## EXERCISE INSTRUCTIONS
#1 In the Firenock slogan thread below, list every distinct username that posted a reply to the opening post.
#2 Write the next part of the Firenock slogan thread below, picking up right after its final line.

## PASSAGE

# Free Firenocks for T-shirt ideas



## Firenock (Nov 5, 2006)

Many Firenock fans want some fun t-shirts. I got a few ideas myself but would like to share the fun. I shall start with the first ones. No limit on entering. The 3 best ones I picked will each got a 3-pack Firenock of your choice with extreme shock end caps, and 3 batteries each, value at 71.90 each with shipping and handling. 

Here is the first one from me.
On a pink t-shirt, " you only wish your NOCKS are as nice as mine". At the back "Firenock, the most advanced light nock"

Winner will be announced by the 15th of March, 2011. Even If mine is the best, the 3 3-pk of Firenock will be given to the next 3 best! The judge decision is final (and I am the judge) 

FYI, both Free Firenocks and Free Aerovane Jig contest will be post in multiple forums.


----------



## CardiacKid74 (Jan 18, 2005)

"With Nocks like these who needs to be accurate?"

"Nock now I'm hunting"

"Nock Nock...Who's there? Firenock!"


----------



## CardiacKid74 (Jan 18, 2005)

"Firenock.... It's what Willis was talking about!"


----------



## alfabuck (Dec 12, 2008)

Firenocks......don't nock em till you try them. 
Firenocks......nocking them out cold. 
Firenocks.........Nocking your lights out!!!!!
Sent from my iPhone using Tapatalk


----------



## alfabuck (Dec 12, 2008)

Firenocks..........Who wants to go spotlighting??????


----------



## alfabuck (Dec 12, 2008)

Firenocks........Lighting up the competition!!!!!!!


----------



## alfabuck (Dec 12, 2008)

Firenocks.......Who want to get lit up???????
Firenocks.....Its time to light up!!!!!!!
Firenocks.....Shedding light on vital areas.


----------



## 1hotdoe (Feb 18, 2009)

"A fiery glow that will NOCK you out!"


----------



## bowtechman88 (Feb 26, 2010)

Set your game on fire with the Firenock!


----------



## jlegere (Feb 6, 2011)

Firenocks... A really expensive way to stick tail lights to animals.


----------



## 1hotdoe (Feb 18, 2009)

"Nock it off, stop looking at my tail light!"


----------



## bowhunter1527 (Jan 30, 2011)

Firenocks....Its time to set your hunt on fire.


----------



## 1hotdoe (Feb 18, 2009)

[Spatial annotation entries]

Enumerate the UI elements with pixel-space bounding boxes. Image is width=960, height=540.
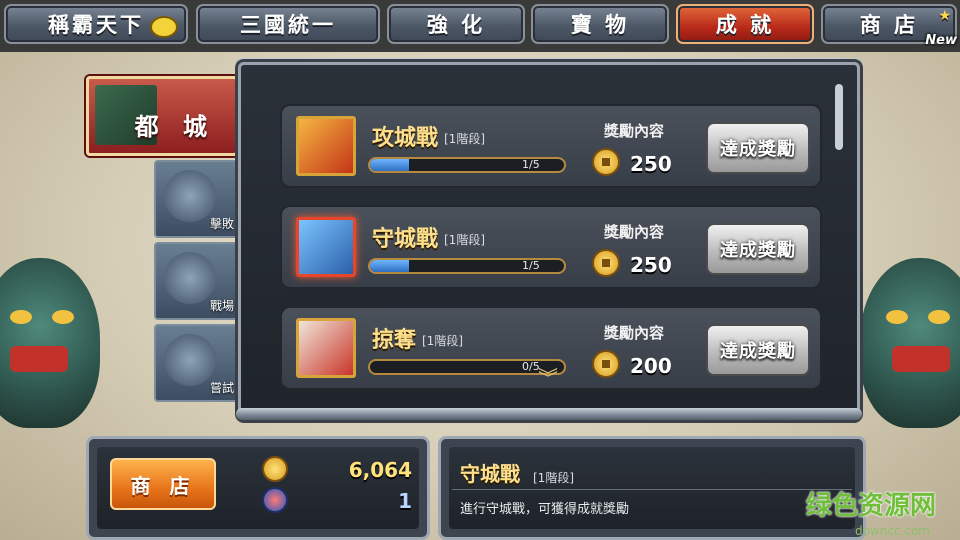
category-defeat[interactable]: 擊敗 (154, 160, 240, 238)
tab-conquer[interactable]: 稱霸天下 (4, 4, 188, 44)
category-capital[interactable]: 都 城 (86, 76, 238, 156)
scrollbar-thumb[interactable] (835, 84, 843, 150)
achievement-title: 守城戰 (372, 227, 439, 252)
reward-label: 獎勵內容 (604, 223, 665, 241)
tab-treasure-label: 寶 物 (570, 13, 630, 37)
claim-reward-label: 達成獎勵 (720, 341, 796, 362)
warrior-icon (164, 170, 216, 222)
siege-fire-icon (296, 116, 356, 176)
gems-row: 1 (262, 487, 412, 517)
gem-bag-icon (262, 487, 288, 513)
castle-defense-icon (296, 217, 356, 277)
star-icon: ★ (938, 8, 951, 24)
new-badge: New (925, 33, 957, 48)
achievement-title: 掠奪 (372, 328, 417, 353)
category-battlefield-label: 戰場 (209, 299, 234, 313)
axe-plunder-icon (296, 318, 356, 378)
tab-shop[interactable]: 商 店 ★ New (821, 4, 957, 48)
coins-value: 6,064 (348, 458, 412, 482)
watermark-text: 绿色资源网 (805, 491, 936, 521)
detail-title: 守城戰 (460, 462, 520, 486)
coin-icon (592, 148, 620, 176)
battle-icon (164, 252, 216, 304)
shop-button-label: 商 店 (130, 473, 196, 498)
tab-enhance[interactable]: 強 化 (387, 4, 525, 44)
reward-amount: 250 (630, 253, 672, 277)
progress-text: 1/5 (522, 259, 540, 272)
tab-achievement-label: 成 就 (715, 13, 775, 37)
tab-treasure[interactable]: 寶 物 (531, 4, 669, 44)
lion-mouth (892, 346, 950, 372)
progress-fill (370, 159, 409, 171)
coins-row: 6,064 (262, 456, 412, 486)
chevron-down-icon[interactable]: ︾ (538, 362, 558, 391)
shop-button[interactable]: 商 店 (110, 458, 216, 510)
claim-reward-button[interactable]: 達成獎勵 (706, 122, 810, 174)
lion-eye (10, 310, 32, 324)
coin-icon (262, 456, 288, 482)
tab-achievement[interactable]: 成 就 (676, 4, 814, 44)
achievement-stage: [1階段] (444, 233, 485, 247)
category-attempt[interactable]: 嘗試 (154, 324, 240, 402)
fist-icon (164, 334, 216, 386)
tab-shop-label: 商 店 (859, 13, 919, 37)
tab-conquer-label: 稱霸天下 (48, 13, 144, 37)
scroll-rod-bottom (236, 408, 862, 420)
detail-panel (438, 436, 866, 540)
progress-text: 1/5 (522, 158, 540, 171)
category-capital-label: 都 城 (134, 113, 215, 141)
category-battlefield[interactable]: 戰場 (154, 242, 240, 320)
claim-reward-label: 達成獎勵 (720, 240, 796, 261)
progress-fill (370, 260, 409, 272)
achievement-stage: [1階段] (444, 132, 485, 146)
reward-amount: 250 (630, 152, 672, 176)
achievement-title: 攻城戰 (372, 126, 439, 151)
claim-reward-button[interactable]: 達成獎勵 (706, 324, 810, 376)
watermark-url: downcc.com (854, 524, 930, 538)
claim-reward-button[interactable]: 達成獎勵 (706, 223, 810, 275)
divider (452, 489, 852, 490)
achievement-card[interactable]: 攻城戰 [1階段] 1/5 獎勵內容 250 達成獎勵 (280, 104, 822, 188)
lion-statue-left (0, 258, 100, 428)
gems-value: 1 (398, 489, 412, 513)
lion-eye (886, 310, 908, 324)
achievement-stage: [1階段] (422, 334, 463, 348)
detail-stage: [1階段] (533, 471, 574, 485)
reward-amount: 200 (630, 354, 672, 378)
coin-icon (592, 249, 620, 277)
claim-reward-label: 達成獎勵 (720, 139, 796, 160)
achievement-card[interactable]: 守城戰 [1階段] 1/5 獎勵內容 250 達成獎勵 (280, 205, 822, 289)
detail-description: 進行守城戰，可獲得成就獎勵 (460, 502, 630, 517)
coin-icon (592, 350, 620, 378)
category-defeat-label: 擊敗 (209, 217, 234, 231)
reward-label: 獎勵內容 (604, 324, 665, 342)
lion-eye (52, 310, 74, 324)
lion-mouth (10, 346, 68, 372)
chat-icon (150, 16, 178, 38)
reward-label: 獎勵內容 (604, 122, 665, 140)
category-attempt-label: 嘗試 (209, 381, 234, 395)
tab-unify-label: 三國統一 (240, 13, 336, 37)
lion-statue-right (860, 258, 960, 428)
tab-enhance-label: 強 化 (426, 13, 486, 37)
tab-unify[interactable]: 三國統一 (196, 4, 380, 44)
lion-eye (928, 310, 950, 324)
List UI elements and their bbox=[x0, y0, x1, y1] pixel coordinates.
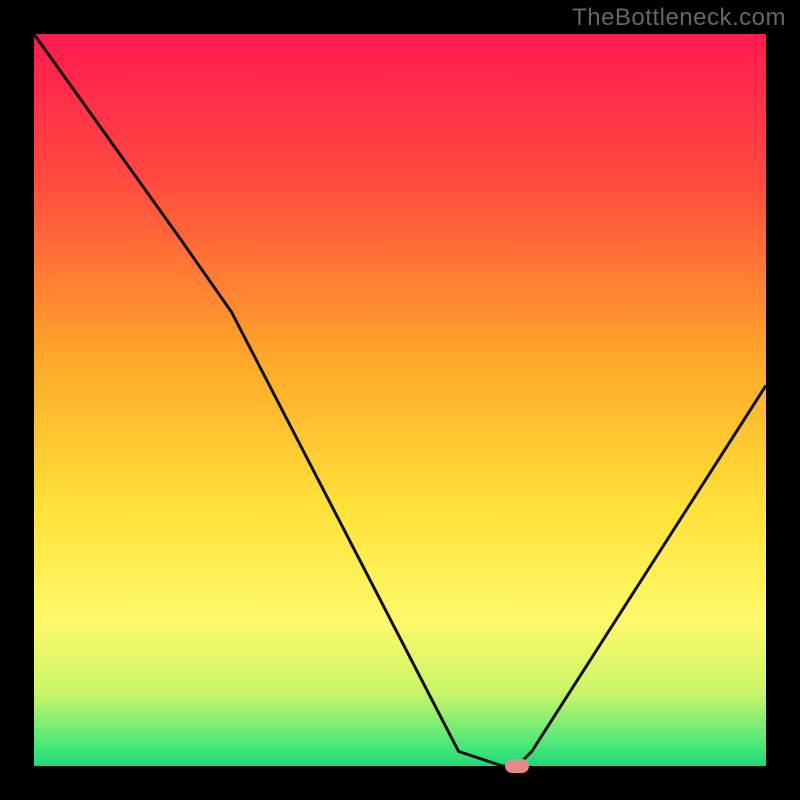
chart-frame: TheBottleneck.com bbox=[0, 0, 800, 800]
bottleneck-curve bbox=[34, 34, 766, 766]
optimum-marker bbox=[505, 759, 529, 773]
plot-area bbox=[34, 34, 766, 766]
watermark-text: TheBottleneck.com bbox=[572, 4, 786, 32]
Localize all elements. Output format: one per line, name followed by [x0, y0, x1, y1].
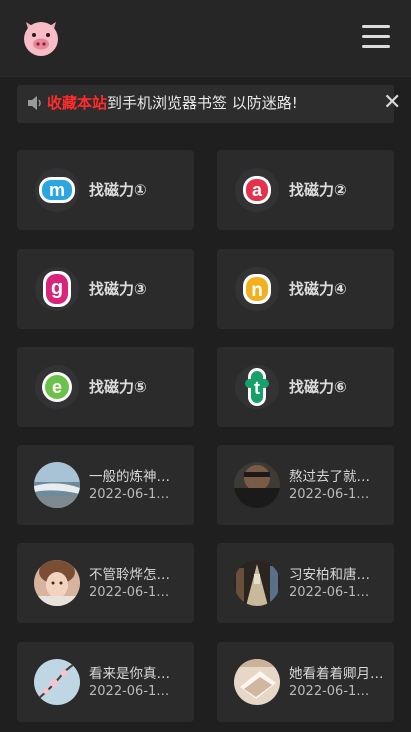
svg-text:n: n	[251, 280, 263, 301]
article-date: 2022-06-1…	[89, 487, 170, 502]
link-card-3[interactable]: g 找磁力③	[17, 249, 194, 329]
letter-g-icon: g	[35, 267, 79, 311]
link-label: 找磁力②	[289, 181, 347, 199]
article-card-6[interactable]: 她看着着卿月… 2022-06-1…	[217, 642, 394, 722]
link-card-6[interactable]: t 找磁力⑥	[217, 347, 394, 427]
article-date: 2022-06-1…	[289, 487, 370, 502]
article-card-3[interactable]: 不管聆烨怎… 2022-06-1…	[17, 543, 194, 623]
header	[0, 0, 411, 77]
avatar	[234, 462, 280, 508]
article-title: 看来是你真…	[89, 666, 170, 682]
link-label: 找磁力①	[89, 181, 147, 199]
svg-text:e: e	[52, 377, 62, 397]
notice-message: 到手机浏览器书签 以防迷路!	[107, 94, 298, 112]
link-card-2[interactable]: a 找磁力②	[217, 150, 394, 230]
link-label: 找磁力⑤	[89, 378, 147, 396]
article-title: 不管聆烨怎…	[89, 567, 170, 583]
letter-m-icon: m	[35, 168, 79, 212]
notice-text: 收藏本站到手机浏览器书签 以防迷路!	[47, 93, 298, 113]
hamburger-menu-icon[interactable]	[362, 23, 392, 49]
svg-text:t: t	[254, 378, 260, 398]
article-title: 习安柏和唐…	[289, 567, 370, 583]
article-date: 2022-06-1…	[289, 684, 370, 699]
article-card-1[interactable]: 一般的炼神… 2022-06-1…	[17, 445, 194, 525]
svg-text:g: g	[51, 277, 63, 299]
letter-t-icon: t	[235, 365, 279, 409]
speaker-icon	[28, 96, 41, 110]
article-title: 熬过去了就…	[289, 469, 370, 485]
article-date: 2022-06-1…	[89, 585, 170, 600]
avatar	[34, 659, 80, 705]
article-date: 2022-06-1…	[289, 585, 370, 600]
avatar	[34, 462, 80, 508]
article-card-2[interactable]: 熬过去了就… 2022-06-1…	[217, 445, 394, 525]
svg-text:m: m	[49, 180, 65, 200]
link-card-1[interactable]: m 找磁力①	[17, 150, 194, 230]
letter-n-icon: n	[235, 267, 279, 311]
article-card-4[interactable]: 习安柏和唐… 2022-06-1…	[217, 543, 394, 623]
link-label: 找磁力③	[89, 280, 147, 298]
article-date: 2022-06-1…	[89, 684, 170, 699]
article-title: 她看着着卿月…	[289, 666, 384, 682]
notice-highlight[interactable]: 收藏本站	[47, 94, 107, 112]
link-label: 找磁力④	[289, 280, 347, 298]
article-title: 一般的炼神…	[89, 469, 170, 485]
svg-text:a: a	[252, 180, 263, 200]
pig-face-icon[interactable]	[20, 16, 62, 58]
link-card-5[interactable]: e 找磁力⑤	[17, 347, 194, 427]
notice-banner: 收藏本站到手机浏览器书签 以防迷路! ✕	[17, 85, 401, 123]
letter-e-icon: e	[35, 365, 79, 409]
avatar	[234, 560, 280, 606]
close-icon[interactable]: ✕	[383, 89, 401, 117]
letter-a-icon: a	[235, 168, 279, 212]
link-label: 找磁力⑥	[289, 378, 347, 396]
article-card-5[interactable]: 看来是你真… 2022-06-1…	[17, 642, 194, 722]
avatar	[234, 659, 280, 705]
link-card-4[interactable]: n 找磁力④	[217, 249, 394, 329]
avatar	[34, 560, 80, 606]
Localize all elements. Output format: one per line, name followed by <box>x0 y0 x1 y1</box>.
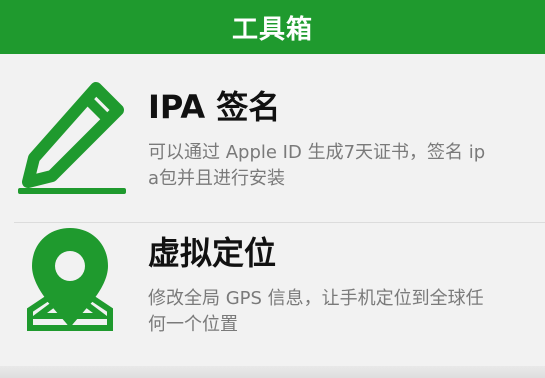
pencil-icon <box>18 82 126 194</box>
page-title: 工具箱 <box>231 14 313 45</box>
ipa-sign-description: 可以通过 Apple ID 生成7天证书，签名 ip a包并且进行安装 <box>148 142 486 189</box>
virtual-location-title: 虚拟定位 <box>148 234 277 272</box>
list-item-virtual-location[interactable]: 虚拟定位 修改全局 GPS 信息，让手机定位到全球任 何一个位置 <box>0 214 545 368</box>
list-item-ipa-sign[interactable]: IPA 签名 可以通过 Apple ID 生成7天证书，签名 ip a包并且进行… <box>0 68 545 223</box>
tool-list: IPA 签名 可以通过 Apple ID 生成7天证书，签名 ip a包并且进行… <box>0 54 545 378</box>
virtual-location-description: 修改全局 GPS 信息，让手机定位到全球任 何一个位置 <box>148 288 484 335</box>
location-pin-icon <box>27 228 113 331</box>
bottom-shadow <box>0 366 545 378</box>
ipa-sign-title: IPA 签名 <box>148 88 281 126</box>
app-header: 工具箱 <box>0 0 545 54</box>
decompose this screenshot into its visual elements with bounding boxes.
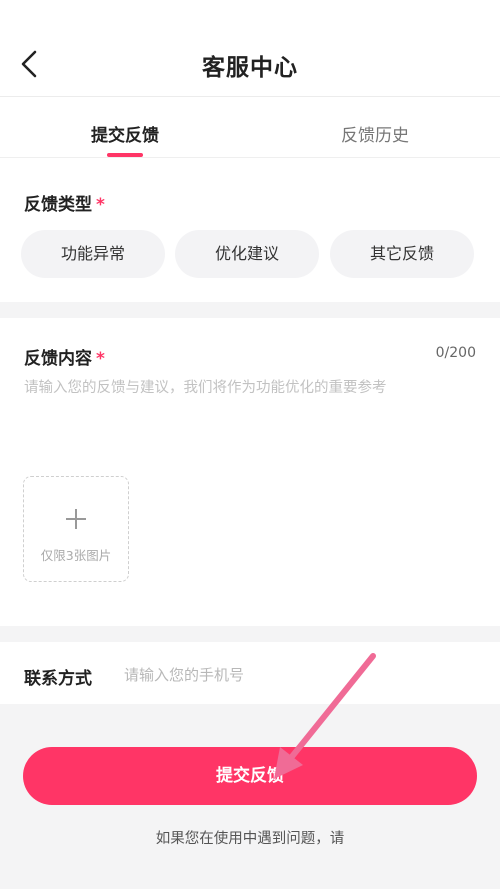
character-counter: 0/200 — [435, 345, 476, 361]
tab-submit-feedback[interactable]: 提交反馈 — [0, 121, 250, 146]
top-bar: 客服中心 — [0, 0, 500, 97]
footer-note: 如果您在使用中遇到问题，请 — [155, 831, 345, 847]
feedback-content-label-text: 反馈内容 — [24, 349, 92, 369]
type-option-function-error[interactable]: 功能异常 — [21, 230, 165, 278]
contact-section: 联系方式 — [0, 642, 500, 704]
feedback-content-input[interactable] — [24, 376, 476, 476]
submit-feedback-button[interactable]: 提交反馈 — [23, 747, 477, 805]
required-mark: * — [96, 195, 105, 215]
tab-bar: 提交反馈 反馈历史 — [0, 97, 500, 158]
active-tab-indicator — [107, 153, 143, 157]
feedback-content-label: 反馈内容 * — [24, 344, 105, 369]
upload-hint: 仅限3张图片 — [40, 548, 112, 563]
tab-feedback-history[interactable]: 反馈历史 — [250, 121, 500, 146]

## EXERCISE ANSWERS
#1 CardiacKid74, alfabuck, 1hotdoe, bowtechman88, jlegere, bowhunter1527

#2
Firenocks...because three is always better than one


----------



## bowhunter1527 (Jan 30, 2011)

Firenocks....Dont nock it till you try it.


----------



## 1hotdoe (Feb 18, 2009)

Firenocks...Someone call the Fire Marshall...this ones out of control!


----------



## 1hotdoe (Feb 18, 2009)

Firenocks...cus it's always better to see what your aiming at!


----------



## 1hotdoe (Feb 18, 2009)

Firenocks..."Light your hunting season up....cus no one wants to be left in the dark!"


----------



## 1hotdoe (Feb 18, 2009)

Firenocks....Don't be left in the dark!


----------



## bowhunter1527 (Jan 30, 2011)

Firenocks...Lighting the way to your trophy animals since 2008. Or what ever date you started. 
Or shedding some light on your hunt since 2008.


----------



## 1hotdoe (Feb 18, 2009)

Firenocks...priceless...being able to find your arrow in the dark!


----------



## 1hotdoe (Feb 18, 2009)

Firenocks...cus it's always better to follow through on your shoots!


----------



## 1hotdoe (Feb 18, 2009)

Firenocks....lighting your arrow up to Nock off your target!


----------



## 1hotdoe (Feb 18, 2009)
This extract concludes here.